* [DATASET EXCERPTS]
* begin *
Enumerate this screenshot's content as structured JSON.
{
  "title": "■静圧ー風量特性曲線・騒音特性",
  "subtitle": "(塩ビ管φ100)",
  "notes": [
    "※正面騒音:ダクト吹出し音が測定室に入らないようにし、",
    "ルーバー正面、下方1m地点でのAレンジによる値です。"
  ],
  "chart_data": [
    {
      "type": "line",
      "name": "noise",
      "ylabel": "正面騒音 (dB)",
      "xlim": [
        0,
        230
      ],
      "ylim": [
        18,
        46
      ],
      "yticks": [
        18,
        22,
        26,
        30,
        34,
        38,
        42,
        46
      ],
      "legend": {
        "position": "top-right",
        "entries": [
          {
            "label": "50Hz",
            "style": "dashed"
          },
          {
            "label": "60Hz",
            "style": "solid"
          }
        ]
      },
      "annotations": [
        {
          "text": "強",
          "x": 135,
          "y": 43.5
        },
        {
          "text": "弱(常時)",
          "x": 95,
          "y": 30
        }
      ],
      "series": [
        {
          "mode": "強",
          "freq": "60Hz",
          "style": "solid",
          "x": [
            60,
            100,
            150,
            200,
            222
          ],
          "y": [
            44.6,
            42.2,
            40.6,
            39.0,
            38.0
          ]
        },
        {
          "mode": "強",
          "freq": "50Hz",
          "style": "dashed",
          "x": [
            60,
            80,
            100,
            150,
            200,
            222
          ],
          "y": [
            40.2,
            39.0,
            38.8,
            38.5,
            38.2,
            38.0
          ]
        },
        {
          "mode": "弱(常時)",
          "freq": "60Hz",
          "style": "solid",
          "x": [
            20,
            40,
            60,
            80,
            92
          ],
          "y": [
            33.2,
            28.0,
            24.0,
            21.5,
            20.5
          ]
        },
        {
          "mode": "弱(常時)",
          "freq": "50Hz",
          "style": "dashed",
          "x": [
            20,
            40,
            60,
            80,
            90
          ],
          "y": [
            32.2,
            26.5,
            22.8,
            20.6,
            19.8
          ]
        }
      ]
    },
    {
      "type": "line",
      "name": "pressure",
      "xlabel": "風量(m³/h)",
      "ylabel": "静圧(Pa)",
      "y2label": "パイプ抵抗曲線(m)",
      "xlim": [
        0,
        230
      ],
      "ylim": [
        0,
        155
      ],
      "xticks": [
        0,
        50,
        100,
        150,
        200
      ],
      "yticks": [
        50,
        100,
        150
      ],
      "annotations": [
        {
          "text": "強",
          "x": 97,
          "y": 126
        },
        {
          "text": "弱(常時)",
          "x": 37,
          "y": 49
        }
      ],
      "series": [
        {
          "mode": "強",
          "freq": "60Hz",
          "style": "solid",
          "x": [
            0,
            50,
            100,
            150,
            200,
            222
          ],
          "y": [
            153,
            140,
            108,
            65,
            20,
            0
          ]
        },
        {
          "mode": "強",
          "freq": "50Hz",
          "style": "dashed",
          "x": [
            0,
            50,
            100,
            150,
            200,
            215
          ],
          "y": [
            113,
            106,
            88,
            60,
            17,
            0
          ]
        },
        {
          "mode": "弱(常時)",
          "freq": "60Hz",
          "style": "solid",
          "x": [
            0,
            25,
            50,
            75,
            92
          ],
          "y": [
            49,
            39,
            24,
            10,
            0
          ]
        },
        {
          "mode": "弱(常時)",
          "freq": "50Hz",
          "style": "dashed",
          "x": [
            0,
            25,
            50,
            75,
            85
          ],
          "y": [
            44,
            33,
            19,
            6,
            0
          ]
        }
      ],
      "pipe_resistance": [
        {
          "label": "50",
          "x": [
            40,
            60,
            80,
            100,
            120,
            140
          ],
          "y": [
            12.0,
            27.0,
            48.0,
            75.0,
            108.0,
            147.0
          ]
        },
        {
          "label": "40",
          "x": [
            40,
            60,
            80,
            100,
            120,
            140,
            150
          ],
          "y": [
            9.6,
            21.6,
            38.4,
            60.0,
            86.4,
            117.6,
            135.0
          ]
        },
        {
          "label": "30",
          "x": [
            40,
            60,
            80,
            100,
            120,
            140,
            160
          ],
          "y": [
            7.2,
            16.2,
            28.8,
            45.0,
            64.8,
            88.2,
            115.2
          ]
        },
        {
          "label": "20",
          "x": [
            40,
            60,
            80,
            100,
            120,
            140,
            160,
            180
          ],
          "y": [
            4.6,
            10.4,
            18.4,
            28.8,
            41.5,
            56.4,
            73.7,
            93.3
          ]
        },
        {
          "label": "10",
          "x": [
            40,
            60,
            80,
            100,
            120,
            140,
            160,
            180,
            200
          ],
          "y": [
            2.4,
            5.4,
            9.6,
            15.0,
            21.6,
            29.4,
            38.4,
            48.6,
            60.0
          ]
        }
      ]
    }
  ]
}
* end *
* [DIRECTIONS] Copy out each line exactly.

* [FINISHED EXERCISE]
Enumerate this screenshot's content as structured JSON.
{
  "title": "■静圧ー風量特性曲線・騒音特性",
  "subtitle": "(塩ビ管φ100)",
  "notes": [
    "※正面騒音:ダクト吹出し音が測定室に入らないようにし、",
    "ルーバー正面、下方1m地点でのAレンジによる値です。"
  ],
  "chart_data": [
    {
      "type": "line",
      "name": "noise",
      "ylabel": "正面騒音 (dB)",
      "xlim": [
        0,
        230
      ],
      "ylim": [
        18,
        46
      ],
      "yticks": [
        18,
        22,
        26,
        30,
        34,
        38,
        42,
        46
      ],
      "legend": {
        "position": "top-right",
        "entries": [
          {
            "label": "50Hz",
            "style": "dashed"
          },
          {
            "label": "60Hz",
            "style": "solid"
          }
        ]
      },
      "annotations": [
        {
          "text": "強",
          "x": 135,
          "y": 43.5
        },
        {
          "text": "弱(常時)",
          "x": 95,
          "y": 30
        }
      ],
      "series": [
        {
          "mode": "強",
          "freq": "60Hz",
          "style": "solid",
          "x": [
            60,
            100,
            150,
            200,
            222
          ],
          "y": [
            44.6,
            42.2,
            40.6,
            39.0,
            38.0
          ]
        },
        {
          "mode": "強",
          "freq": "50Hz",
          "style": "dashed",
          "x": [
            60,
            80,
            100,
            150,
            200,
            222
          ],
          "y": [
            40.2,
            39.0,
            38.8,
            38.5,
            38.2,
            38.0
          ]
        },
        {
          "mode": "弱(常時)",
          "freq": "60Hz",
          "style": "solid",
          "x": [
            20,
            40,
            60,
            80,
            92
          ],
          "y": [
            33.2,
            28.0,
            24.0,
            21.5,
            20.5
          ]
        },
        {
          "mode": "弱(常時)",
          "freq": "50Hz",
          "style": "dashed",
          "x": [
            20,
            40,
            60,
            80,
            90
          ],
          "y": [
            32.2,
            26.5,
            22.8,
            20.6,
            19.8
          ]
        }
      ]
    },
    {
      "type": "line",
      "name": "pressure",
      "xlabel": "風量(m³/h)",
      "ylabel": "静圧(Pa)",
      "y2label": "パイプ抵抗曲線(m)",
      "xlim": [
        0,
        230
      ],
      "ylim": [
        0,
        155
      ],
      "xticks": [
        0,
        50,
        100,
        150,
        200
      ],
      "yticks": [
        50,
        100,
        150
      ],
      "annotations": [
        {
          "text": "強",
          "x": 97,
          "y": 126
        },
        {
          "text": "弱(常時)",
          "x": 37,
          "y": 49
        }
      ],
      "series": [
        {
          "mode": "強",
          "freq": "60Hz",
          "style": "solid",
          "x": [
            0,
            50,
            100,
            150,
            200,
            222
          ],
          "y": [
            153,
            140,
            108,
            65,
            20,
            0
          ]
        },
        {
          "mode": "強",
          "freq": "50Hz",
          "style": "dashed",
          "x": [
            0,
            50,
            100,
            150,
            200,
            215
          ],
          "y": [
            113,
            106,
            88,
            60,
            17,
            0
          ]
        },
        {
          "mode": "弱(常時)",
          "freq": "60Hz",
          "style": "solid",
          "x": [
            0,
            25,
            50,
            75,
            92
          ],
          "y": [
            49,
            39,
            24,
            10,
            0
          ]
        },
        {
          "mode": "弱(常時)",
          "freq": "50Hz",
          "style": "dashed",
          "x": [
            0,
            25,
            50,
            75,
            85
          ],
          "y": [
            44,
            33,
            19,
            6,
            0
          ]
        }
      ],
      "pipe_resistance": [
        {
          "label": "50",
          "x": [
            40,
            60,
            80,
            100,
            120,
            140
          ],
          "y": [
            12.0,
            27.0,
            48.0,
            75.0,
            108.0,
            147.0
          ]
        },
        {
          "label": "40",
          "x": [
            40,
            60,
            80,
            100,
            120,
            140,
            150
          ],
          "y": [
            9.6,
            21.6,
            38.4,
            60.0,
            86.4,
            117.6,
            135.0
          ]
        },
        {
          "label": "30",
          "x": [
            40,
            60,
            80,
            100,
            120,
            140,
            160
          ],
          "y": [
            7.2,
            16.2,
            28.8,
            45.0,
            64.8,
            88.2,
            115.2
          ]
        },
        {
          "label": "20",
          "x": [
            40,
            60,
            80,
            100,
            120,
            140,
            160,
            180
          ],
          "y": [
            4.6,
            10.4,
            18.4,
            28.8,
            41.5,
            56.4,
            73.7,
            93.3
          ]
        },
        {
          "label": "10",
          "x": [
            40,
            60,
            80,
            100,
            120,
            140,
            160,
            180,
            200
          ],
          "y": [
            2.4,
            5.4,
            9.6,
            15.0,
            21.6,
            29.4,
            38.4,
            48.6,
            60.0
          ]
        }
      ]
    }
  ]
}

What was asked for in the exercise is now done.